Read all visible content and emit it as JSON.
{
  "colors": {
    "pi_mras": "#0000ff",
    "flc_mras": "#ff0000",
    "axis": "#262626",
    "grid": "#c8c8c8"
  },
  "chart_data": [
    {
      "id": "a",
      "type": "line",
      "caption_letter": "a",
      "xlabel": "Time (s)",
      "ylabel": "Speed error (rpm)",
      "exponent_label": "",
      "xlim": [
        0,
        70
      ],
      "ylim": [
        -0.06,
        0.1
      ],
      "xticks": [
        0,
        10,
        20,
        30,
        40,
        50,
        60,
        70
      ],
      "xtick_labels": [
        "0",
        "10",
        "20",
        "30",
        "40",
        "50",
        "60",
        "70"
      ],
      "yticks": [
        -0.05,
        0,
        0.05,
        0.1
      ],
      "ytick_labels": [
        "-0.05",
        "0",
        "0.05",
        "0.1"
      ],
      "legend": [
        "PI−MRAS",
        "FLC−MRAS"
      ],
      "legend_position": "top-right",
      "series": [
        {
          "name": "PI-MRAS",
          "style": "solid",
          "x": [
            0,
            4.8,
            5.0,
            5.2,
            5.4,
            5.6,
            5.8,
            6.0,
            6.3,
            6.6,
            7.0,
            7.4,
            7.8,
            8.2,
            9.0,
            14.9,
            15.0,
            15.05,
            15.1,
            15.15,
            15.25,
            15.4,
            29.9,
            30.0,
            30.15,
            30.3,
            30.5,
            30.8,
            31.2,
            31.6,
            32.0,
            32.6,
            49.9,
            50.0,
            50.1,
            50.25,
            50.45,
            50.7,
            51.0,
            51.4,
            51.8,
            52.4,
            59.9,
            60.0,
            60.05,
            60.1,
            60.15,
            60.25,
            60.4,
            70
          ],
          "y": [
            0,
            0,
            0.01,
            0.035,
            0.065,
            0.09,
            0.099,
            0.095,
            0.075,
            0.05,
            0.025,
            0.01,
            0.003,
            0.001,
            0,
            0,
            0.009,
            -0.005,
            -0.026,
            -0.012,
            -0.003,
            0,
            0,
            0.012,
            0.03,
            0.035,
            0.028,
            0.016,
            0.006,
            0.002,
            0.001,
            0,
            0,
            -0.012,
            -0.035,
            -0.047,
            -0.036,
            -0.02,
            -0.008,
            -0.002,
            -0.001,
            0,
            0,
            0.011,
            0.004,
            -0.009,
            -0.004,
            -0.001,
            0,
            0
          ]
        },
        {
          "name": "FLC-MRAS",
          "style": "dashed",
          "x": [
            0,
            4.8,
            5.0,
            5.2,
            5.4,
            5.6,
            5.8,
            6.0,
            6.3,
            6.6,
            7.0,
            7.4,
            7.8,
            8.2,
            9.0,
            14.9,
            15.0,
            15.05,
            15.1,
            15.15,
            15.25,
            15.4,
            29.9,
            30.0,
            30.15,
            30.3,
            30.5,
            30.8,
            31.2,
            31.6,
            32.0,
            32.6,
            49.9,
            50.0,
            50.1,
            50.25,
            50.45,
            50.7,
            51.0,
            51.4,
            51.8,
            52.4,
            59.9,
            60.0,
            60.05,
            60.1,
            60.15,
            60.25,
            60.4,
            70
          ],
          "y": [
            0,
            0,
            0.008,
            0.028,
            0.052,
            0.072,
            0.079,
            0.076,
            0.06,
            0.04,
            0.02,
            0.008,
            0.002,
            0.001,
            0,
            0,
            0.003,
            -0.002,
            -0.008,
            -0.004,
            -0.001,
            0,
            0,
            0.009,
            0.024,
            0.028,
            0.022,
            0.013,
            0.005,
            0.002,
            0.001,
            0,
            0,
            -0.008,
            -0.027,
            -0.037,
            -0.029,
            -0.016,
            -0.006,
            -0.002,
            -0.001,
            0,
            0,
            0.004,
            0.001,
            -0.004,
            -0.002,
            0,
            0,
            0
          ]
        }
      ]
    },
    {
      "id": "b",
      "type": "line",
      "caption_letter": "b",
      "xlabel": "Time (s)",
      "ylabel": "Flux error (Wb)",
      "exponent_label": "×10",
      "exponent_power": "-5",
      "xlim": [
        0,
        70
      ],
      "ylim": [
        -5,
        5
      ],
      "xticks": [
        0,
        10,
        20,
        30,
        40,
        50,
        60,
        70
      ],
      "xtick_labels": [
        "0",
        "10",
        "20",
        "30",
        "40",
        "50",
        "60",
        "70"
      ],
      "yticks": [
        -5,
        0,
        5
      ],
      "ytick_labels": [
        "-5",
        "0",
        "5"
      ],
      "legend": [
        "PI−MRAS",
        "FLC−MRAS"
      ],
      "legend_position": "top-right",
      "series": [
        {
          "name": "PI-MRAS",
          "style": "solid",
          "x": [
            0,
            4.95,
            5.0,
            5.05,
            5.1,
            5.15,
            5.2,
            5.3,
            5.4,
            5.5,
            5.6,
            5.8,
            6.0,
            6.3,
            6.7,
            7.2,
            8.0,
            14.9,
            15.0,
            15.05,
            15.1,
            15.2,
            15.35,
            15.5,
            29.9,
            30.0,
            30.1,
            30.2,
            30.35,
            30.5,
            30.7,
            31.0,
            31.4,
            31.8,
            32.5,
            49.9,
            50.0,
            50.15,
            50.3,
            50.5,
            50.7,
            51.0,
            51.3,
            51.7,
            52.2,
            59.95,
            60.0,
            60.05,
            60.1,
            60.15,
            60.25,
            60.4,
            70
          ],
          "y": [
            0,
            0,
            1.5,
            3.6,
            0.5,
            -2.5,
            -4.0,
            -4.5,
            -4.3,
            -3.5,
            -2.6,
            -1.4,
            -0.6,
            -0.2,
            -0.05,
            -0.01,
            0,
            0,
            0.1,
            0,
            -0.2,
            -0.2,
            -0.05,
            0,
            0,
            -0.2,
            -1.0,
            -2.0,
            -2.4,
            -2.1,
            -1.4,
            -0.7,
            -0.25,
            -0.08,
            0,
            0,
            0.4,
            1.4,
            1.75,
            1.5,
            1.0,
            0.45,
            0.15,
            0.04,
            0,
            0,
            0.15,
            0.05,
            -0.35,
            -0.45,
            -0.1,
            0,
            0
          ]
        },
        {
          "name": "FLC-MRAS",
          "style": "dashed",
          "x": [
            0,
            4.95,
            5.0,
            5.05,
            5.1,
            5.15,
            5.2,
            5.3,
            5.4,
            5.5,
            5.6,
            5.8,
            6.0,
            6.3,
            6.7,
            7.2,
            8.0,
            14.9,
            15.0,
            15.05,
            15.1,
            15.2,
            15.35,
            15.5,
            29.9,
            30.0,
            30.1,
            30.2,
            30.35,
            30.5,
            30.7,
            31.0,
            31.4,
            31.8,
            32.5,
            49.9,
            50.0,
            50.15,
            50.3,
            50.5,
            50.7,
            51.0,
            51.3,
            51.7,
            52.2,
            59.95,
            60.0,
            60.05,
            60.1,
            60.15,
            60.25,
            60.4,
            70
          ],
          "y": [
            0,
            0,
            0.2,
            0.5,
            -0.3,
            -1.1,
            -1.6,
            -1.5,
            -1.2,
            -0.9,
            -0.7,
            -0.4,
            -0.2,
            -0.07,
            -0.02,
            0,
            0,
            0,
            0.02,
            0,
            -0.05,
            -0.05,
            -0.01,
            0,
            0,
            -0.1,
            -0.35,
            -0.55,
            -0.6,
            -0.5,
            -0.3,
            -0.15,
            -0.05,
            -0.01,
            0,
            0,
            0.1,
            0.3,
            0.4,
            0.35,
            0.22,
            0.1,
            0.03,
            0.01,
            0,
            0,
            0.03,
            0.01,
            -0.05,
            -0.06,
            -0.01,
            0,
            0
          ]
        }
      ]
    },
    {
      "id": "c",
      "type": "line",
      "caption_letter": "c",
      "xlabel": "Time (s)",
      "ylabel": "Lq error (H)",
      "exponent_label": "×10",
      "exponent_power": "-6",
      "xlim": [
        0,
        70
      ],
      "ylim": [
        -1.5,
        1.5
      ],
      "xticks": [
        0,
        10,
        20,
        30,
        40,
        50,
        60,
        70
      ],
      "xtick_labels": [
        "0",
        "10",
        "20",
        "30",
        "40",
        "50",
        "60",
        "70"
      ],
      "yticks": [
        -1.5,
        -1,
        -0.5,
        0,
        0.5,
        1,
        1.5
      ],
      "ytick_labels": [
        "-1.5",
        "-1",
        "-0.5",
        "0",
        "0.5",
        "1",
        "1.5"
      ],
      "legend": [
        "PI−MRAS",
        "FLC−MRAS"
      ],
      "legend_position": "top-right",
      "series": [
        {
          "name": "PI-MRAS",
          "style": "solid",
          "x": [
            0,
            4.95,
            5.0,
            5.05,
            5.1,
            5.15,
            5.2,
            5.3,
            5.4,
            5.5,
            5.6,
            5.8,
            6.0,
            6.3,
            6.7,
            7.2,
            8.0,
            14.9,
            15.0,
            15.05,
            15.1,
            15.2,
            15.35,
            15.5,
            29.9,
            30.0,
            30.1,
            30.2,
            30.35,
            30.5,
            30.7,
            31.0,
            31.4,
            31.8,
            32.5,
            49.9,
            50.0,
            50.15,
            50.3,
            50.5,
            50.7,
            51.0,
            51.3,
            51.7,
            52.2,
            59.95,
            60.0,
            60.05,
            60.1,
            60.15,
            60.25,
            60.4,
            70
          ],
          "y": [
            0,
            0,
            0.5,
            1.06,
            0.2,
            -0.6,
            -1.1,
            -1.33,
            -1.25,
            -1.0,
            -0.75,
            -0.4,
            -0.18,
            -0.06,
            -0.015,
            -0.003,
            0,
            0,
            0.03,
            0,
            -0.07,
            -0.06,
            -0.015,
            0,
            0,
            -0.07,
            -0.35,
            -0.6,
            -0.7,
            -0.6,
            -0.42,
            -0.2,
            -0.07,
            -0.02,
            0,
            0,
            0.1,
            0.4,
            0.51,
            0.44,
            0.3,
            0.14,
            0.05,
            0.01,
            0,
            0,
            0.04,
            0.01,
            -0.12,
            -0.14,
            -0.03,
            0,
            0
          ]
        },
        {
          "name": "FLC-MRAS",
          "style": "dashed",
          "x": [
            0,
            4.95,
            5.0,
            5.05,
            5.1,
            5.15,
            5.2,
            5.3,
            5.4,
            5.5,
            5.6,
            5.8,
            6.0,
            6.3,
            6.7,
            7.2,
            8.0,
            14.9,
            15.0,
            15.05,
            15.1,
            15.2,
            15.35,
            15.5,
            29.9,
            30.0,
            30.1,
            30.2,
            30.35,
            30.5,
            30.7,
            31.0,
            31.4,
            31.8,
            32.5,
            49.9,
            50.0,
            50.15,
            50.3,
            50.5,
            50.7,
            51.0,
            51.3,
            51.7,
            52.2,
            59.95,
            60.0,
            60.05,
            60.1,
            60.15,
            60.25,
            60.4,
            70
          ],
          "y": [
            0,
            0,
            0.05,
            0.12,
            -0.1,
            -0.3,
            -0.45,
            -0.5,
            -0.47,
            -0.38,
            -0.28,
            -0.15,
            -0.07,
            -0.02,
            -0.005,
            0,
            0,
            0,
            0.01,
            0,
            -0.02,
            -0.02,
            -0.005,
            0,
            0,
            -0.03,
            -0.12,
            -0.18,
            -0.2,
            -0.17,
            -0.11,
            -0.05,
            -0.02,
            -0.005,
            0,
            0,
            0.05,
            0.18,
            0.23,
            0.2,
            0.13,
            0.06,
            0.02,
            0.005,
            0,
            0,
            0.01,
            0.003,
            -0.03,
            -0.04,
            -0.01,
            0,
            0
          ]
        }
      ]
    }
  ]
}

• **WRITTEN PROBLEM**: Copy out every line in the entries above that holds "error".

• **RESPONSE FOR THIS EXERCISE**:
      "ylabel": "Speed error (rpm)",
      "ylabel": "Flux error (Wb)",
      "ylabel": "Lq error (H)",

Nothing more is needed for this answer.